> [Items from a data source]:
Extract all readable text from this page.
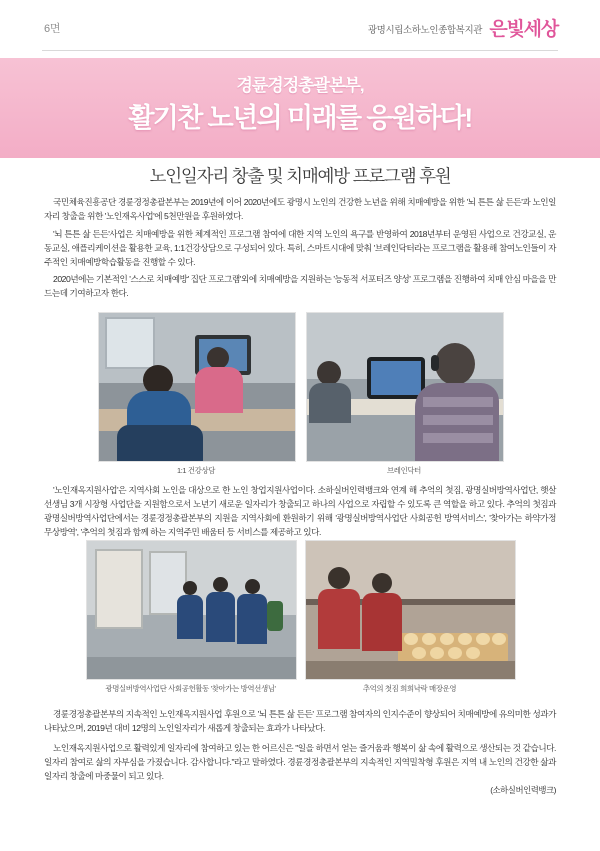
6면	광명시립소하노인종합복지관 은빛세상
경륜경정총괄본부,
활기찬 노년의 미래를 응원하다!
노인일자리 창출 및 치매예방 프로그램 후원
국민체육진흥공단 경륜경정총괄본부는 2019년에 이어 2020년에도 광명시 노인의 건강한 노년을 위해 치매예방을 위한 '뇌 튼튼 삶 든든'과 노인일자리 창출을 위한 '노인재옥사업'에 5천만원을 후원하였다.
'뇌 튼튼 삶 든든'사업은 치매예방을 위한 체계적인 프로그램 참여에 대한 지역 노인의 욕구를 반영하여 2018년부터 운영된 사업으로 건강교실, 운동교실, 애플리케이션을 활용한 교육, 1:1건강상담으로 구성되어 있다. 특히, 스마트시대에 맞춰 '브레인닥터라는 프로그램을 활용해 참여노인들이 자주적인 치매예방학습활동을 진행할 수 있다.
2020년에는 기본적인 '스스로 치매예방' 집단 프로그램'외에 치매예방을 지원하는 '능동적 서포터즈 양성' 프로그램을 진행하여 치매 안심 마을을 만드는데 기여하고자 한다.
1:1 건강상담	브레인닥터
'노인재옥지원사업'은 지역사회 노인을 대상으로 한 노인 창업지원사업이다. 소하실버인력뱅크와 연계 해 추억의 첫짐, 광명실버방역사업단, 햇살선생님 3개 시장형 사업단을 지원함으로서 노년기 새로운 일자리가 창출되고 하나의 사업으로 자립할 수 있도록 큰 역할을 하고 있다. 추억의 첫짐과 광명실버방역사업단에서는 경륜경정총괄본부의 지원을 지역사회에 환원하기 위해 '광명실버방역사업단 사회공헌 방역서비스', '찾아가는 하약가정 무상방역', '추억의 첫짐과 함께 하는 지역주민 배움터 등 서비스를 제공하고 있다.
광명실버방역사업단 사회공헌활동 '찾아가는 방역선생님'	추억의 첫짐 희희낙락 매장운영
경륜경정총괄본부의 지속적인 노인재옥지원사업 후원으로 '뇌 튼튼 삶 든든' 프로그램 참여자의 인지수준이 향상되어 치매예방에 유의미한 성과가 나타났으며, 2019년 대비 12명의 노인일자리가 새롭게 창출되는 효과가 나타났다.
노인재옥지원사업으로 활력있게 일자리에 참여하고 있는 한 어르신은 "일을 하면서 얻는 즐거움과 행복이 삶 속에 활력으로 생산되는 것 같습니다. 일자리 참여로 삶의 자부심을 가졌습니다. 감사합니다."라고 말하였다. 경륜경정총괄본부의 지속적인 지역밀착형 후원은 지역 내 노인의 건강한 삶과 일자리 창출에 마중물이 되고 있다.
(소하실버인력뱅크)
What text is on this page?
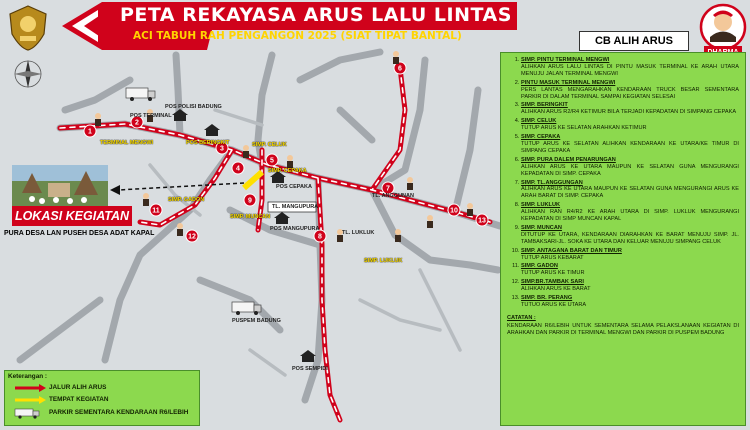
1
2
3
4
5
6
7
8
9
10
11
12
13
PETA REKAYASA ARUS LALU LINTAS
ACI TABUH RAH PENGANGON 2025 (SIAT TIPAT BANTAL)	CB ALIH ARUS
1. SIMP. PINTU TERMINAL MENGWI
ALIHKAN ARUS LALU LINTAS DI PINTU MASUK TERMINAL KE ARAH UTARA MENUJU JALAN TERMINAL MENGWI
2. PINTU MASUK TERMINAL MENGWI
PERS LANTAS MENGARAHKAN KENDARAAN TRUCK BESAR SEMENTARA PARKIR DI DALAM TERMINAL SAMPAI KEGIATAN SELESAI
3. SIMP. BERINGKIT
ALIHKAN ARUS R2/R4 KETIMUR BILA TERJADI KEPADATAN DI SIMPANG CEPAKA
4. SIMP. CELUK
TUTUP ARUS KE SELATAN ARAHKAN KETIMUR
5. SIMP. CEPAKA
TUTUP ARUS KE SELATAN ALIHKAN KENDARAAN KE UTARA/KE TIMUR DI SIMPANG CEPAKA
6. SIMP. PURA DALEM PENARUNGAN
ALIHKAN ARUS KE UTARA MAUPUN KE SELATAN GUNA MENGURANGI KEPADATAN DI SIMP. CEPAKA
7. SIMP. TL.ANGGUNGAN
ALIHKAN ARUS KE UTARA MAUPUN KE SELATAN GUNA MENGURANGI ARUS KE ARAH BARAT DI SIMP. CEPAKA
8. SIMP. LUKLUK
ALIHKAN RAN R4/R2 KE ARAH UTARA DI SIMP. LUKLUK MENGURANGI KEPADATAN DI SIMP MUNCAN KAPAL
9. SIMP. MUNCAN
DITUTUP KE UTARA, KENDARAAN DIARAHKAN KE BARAT MENUJU SIMP. JL. TAMBAKSARI-JL. SOKA KE UTARA DAN KELUAR MENUJU SIMPANG CELUK
10. SIMP. ANTAGANA BARAT DAN TIMUR
TUTUP ARUS KEBARAT
11. SIMP. GADON
TUTUP ARUS KE TIMUR
12. SIMP.BR.TAMBAK SARI
ALIHKAN ARUS KE BARAT
13. SIMP. BR. PERANG
TUTUO ARUS KE UTARA
CATATAN :
KENDARAAN R6/LEBIH UNTUK SEMENTARA SELAMA PELAKSLANAAN KEGIATAN DI ARAHKAN DAN PARKIR DI TERMINAL MENGWI DAN PARKIR DI PUSPEM BADUNG
LOKASI KEGIATAN
PURA DESA LAN PUSEH DESA ADAT KAPAL
TERMINAL MENGWI	POS BERINGKIT	SIMP. CELUK
SIMP. CEPAKA
SIMP. GADON
SIMP. LUKLUK
SIMP. MUNCAN
TL. ANGGUNAN
TL. LUKLUK
POS CEPAKA
TL. MANGUPURA
POS MANGUPURA
PUSPEM BADUNG
POS SEMPIDI
POS POLISI BADUNG
POS TERMINAL
Keterangan :
JALUR ALIH ARUS
TEMPAT KEGIATAN
PARKIR SEMENTARA KENDARAAN R6/LEBIH
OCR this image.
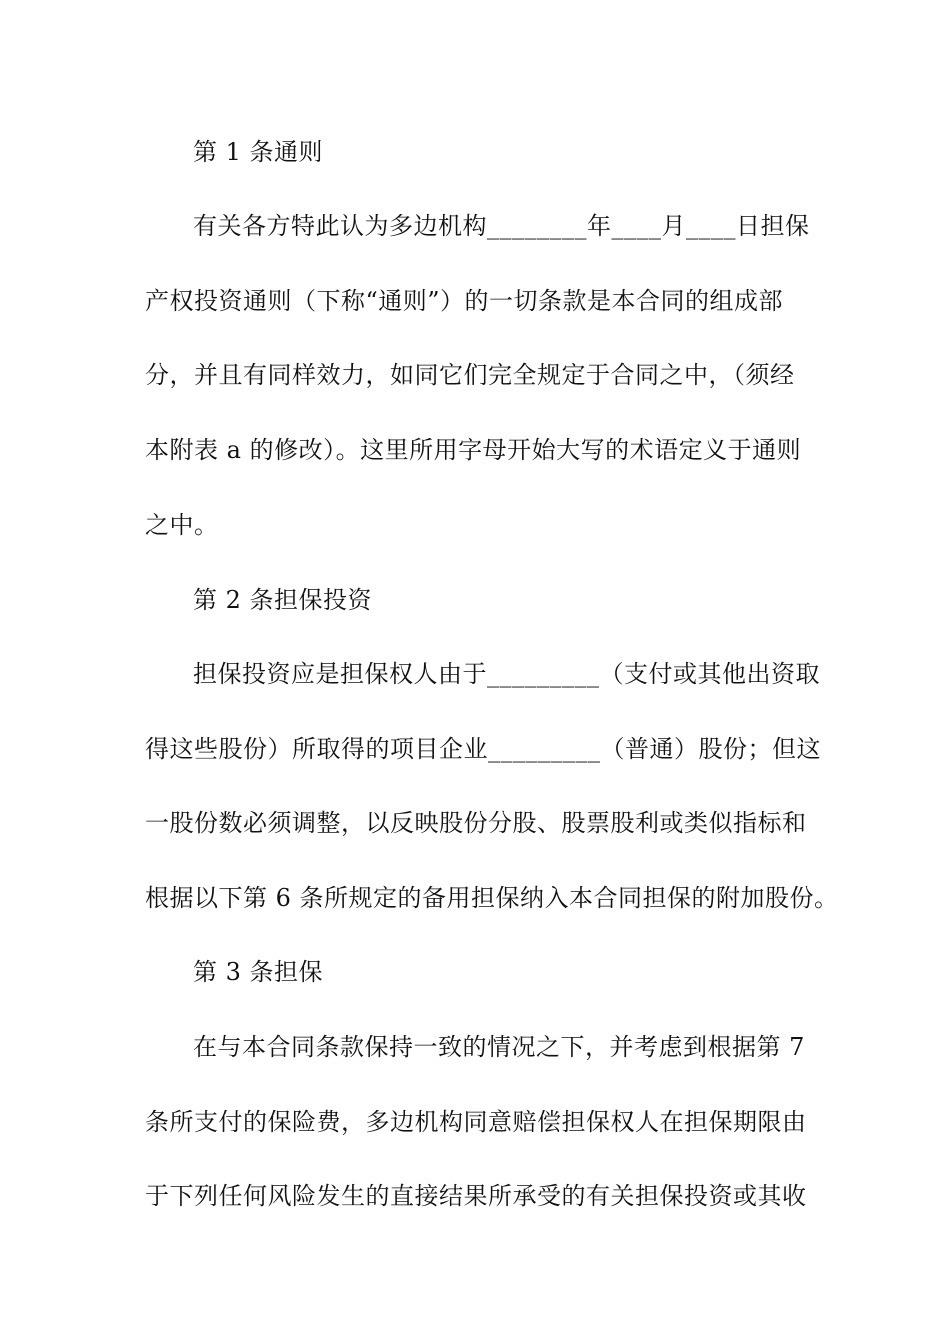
第 1 条通则
有关各方特此认为多边机构________年____月____日担保
产权投资通则（下称“通则”）的一切条款是本合同的组成部
分，并且有同样效力，如同它们完全规定于合同之中，（须经
本附表 a 的修改）。这里所用字母开始大写的术语定义于通则
之中。
第 2 条担保投资
担保投资应是担保权人由于_________（支付或其他出资取
得这些股份）所取得的项目企业_________（普通）股份；但这
一股份数必须调整，以反映股份分股、股票股利或类似指标和
根据以下第 6 条所规定的备用担保纳入本合同担保的附加股份。
第 3 条担保
在与本合同条款保持一致的情况之下，并考虑到根据第 7
条所支付的保险费，多边机构同意赔偿担保权人在担保期限由
于下列任何风险发生的直接结果所承受的有关担保投资或其收
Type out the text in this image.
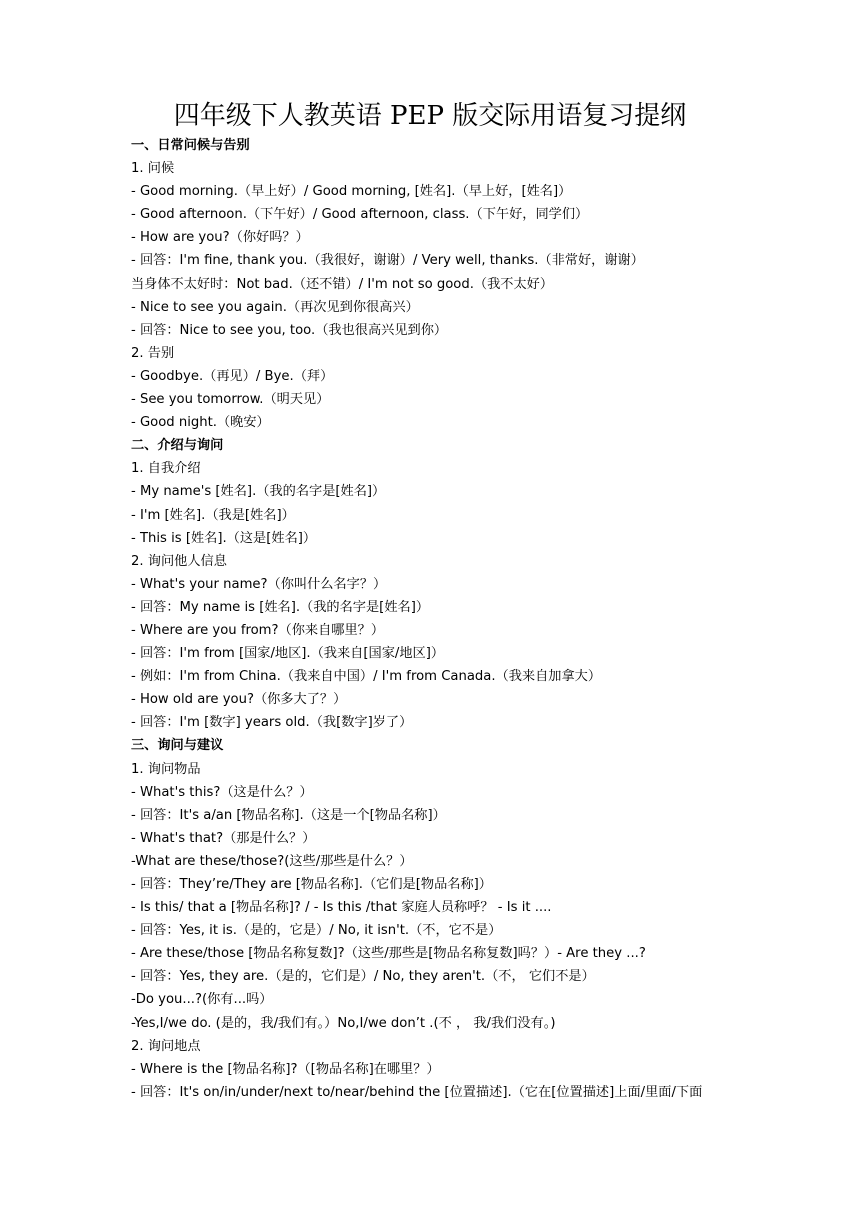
四年级下人教英语 PEP 版交际用语复习提纲
一、日常问候与告别
1. 问候
- Good morning.（早上好）/ Good morning, [姓名].（早上好，[姓名]）
- Good afternoon.（下午好）/ Good afternoon, class.（下午好，同学们）
- How are you?（你好吗？）
- 回答：I'm fine, thank you.（我很好，谢谢）/ Very well, thanks.（非常好，谢谢）
当身体不太好时：Not bad.（还不错）/ I'm not so good.（我不太好）
- Nice to see you again.（再次见到你很高兴）
- 回答：Nice to see you, too.（我也很高兴见到你）
2. 告别
- Goodbye.（再见）/ Bye.（拜）
- See you tomorrow.（明天见）
- Good night.（晚安）
二、介绍与询问
1. 自我介绍
- My name's [姓名].（我的名字是[姓名]）
- I'm [姓名].（我是[姓名]）
- This is [姓名].（这是[姓名]）
2. 询问他人信息
- What's your name?（你叫什么名字？）
- 回答：My name is [姓名].（我的名字是[姓名]）
- Where are you from?（你来自哪里？）
- 回答：I'm from [国家/地区].（我来自[国家/地区]）
- 例如：I'm from China.（我来自中国）/ I'm from Canada.（我来自加拿大）
- How old are you?（你多大了？）
- 回答：I'm [数字] years old.（我[数字]岁了）
三、询问与建议
1. 询问物品
- What's this?（这是什么？）
- 回答：It's a/an [物品名称].（这是一个[物品名称]）
- What's that?（那是什么？）
-What are these/those?(这些/那些是什么？）
- 回答：They’re/They are [物品名称].（它们是[物品名称]）
- Is this/ that a [物品名称]? / - Is this /that 家庭人员称呼？ - Is it ....
- 回答：Yes, it is.（是的，它是）/ No, it isn't.（不，它不是）
- Are these/those [物品名称复数]?（这些/那些是[物品名称复数]吗？）- Are they ...?
- 回答：Yes, they are.（是的，它们是）/ No, they aren't.（不， 它们不是）
-Do you...?(你有...吗）
-Yes,I/we do. (是的，我/我们有。）No,I/we don’t .(不 ， 我/我们没有。)
2. 询问地点
- Where is the [物品名称]?（[物品名称]在哪里？）
- 回答：It's on/in/under/next to/near/behind the [位置描述].（它在[位置描述]上面/里面/下面
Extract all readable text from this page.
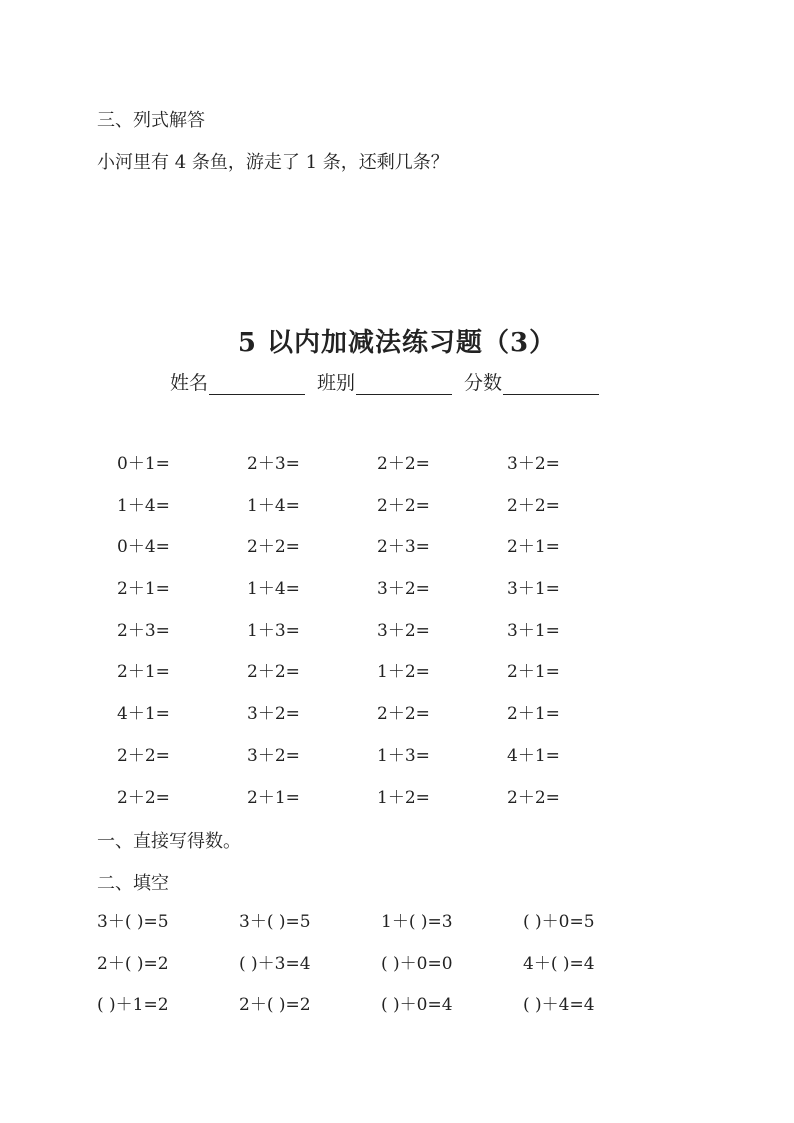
三、列式解答
小河里有 4 条鱼，游走了 1 条，还剩几条？
5 以内加减法练习题（3）
姓名	班别	分数
0＋1=	2＋3=	2＋2=	3＋2=
1＋4=	1＋4=	2＋2=	2＋2=
0＋4=	2＋2=	2＋3=	2＋1=
2＋1=	1＋4=	3＋2=	3＋1=
2＋3=	1＋3=	3＋2=	3＋1=
2＋1=	2＋2=	1＋2=	2＋1=
4＋1=	3＋2=	2＋2=	2＋1=
2＋2=	3＋2=	1＋3=	4＋1=
2＋2=	2＋1=	1＋2=	2＋2=
一、直接写得数。
二、填空
3＋( )=5	3＋( )=5	1＋( )=3	( )＋0=5
2＋( )=2	( )＋3=4	( )＋0=0	4＋( )=4
( )＋1=2	2＋( )=2	( )＋0=4	( )＋4=4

> [Set exercise]: Of all the lines above, how many contain the word "광명실버방역사업단"? Give the number and nothing else.

> [Exercise output]: 2